◆ PROBLEM:
Reproduce each record below exactly as written.
>> begin INFORMATION GIVEN
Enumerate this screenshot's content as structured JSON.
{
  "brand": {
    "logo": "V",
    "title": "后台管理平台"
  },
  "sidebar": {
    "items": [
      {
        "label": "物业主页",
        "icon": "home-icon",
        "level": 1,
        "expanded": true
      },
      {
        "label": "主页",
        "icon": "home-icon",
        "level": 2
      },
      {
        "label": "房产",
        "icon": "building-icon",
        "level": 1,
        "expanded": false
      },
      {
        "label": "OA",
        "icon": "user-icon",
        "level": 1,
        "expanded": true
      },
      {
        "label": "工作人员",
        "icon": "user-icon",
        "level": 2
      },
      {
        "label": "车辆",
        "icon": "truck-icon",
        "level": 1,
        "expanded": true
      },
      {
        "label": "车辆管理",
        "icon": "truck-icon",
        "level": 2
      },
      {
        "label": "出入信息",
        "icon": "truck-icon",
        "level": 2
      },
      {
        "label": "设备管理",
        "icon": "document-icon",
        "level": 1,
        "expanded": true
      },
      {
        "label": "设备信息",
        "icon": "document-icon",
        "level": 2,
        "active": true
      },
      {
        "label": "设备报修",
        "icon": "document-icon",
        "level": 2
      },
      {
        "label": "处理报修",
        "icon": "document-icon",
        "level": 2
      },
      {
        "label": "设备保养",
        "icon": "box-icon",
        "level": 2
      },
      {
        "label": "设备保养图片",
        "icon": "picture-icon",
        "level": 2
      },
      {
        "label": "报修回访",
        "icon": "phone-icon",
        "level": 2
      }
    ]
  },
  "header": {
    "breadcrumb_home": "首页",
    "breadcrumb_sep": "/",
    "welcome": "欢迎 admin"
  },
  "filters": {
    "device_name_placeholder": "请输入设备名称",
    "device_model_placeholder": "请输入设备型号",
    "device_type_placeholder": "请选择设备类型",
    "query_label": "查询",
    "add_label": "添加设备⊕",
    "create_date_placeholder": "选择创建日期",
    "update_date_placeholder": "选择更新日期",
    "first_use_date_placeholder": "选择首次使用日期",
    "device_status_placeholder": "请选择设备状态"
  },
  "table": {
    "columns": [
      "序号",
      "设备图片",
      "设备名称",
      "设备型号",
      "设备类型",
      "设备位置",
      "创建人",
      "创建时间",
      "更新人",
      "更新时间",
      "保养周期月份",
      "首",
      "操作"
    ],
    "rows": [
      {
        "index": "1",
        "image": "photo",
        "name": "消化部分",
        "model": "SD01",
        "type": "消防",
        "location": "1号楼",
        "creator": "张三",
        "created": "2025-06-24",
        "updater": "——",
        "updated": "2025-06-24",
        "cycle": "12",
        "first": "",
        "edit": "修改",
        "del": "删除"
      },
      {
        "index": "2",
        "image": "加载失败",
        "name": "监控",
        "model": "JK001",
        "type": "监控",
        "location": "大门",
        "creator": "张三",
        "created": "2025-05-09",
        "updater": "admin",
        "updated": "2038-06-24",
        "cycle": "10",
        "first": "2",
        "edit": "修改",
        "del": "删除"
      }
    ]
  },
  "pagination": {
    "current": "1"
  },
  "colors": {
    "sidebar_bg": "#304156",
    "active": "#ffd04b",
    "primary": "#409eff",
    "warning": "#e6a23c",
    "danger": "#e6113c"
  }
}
>> end INFORMATION GIVEN
◆ OUTPUT:
Enumerate this screenshot's content as structured JSON.
{
  "brand": {
    "logo": "V",
    "title": "后台管理平台"
  },
  "sidebar": {
    "items": [
      {
        "label": "物业主页",
        "icon": "home-icon",
        "level": 1,
        "expanded": true
      },
      {
        "label": "主页",
        "icon": "home-icon",
        "level": 2
      },
      {
        "label": "房产",
        "icon": "building-icon",
        "level": 1,
        "expanded": false
      },
      {
        "label": "OA",
        "icon": "user-icon",
        "level": 1,
        "expanded": true
      },
      {
        "label": "工作人员",
        "icon": "user-icon",
        "level": 2
      },
      {
        "label": "车辆",
        "icon": "truck-icon",
        "level": 1,
        "expanded": true
      },
      {
        "label": "车辆管理",
        "icon": "truck-icon",
        "level": 2
      },
      {
        "label": "出入信息",
        "icon": "truck-icon",
        "level": 2
      },
      {
        "label": "设备管理",
        "icon": "document-icon",
        "level": 1,
        "expanded": true
      },
      {
        "label": "设备信息",
        "icon": "document-icon",
        "level": 2,
        "active": true
      },
      {
        "label": "设备报修",
        "icon": "document-icon",
        "level": 2
      },
      {
        "label": "处理报修",
        "icon": "document-icon",
        "level": 2
      },
      {
        "label": "设备保养",
        "icon": "box-icon",
        "level": 2
      },
      {
        "label": "设备保养图片",
        "icon": "picture-icon",
        "level": 2
      },
      {
        "label": "报修回访",
        "icon": "phone-icon",
        "level": 2
      }
    ]
  },
  "header": {
    "breadcrumb_home": "首页",
    "breadcrumb_sep": "/",
    "welcome": "欢迎 admin"
  },
  "filters": {
    "device_name_placeholder": "请输入设备名称",
    "device_model_placeholder": "请输入设备型号",
    "device_type_placeholder": "请选择设备类型",
    "query_label": "查询",
    "add_label": "添加设备⊕",
    "create_date_placeholder": "选择创建日期",
    "update_date_placeholder": "选择更新日期",
    "first_use_date_placeholder": "选择首次使用日期",
    "device_status_placeholder": "请选择设备状态"
  },
  "table": {
    "columns": [
      "序号",
      "设备图片",
      "设备名称",
      "设备型号",
      "设备类型",
      "设备位置",
      "创建人",
      "创建时间",
      "更新人",
      "更新时间",
      "保养周期月份",
      "首",
      "操作"
    ],
    "rows": [
      {
        "index": "1",
        "image": "photo",
        "name": "消化部分",
        "model": "SD01",
        "type": "消防",
        "location": "1号楼",
        "creator": "张三",
        "created": "2025-06-24",
        "updater": "——",
        "updated": "2025-06-24",
        "cycle": "12",
        "first": "",
        "edit": "修改",
        "del": "删除"
      },
      {
        "index": "2",
        "image": "加载失败",
        "name": "监控",
        "model": "JK001",
        "type": "监控",
        "location": "大门",
        "creator": "张三",
        "created": "2025-05-09",
        "updater": "admin",
        "updated": "2038-06-24",
        "cycle": "10",
        "first": "2",
        "edit": "修改",
        "del": "删除"
      }
    ]
  },
  "pagination": {
    "current": "1"
  },
  "colors": {
    "sidebar_bg": "#304156",
    "active": "#ffd04b",
    "primary": "#409eff",
    "warning": "#e6a23c",
    "danger": "#e6113c"
  }
}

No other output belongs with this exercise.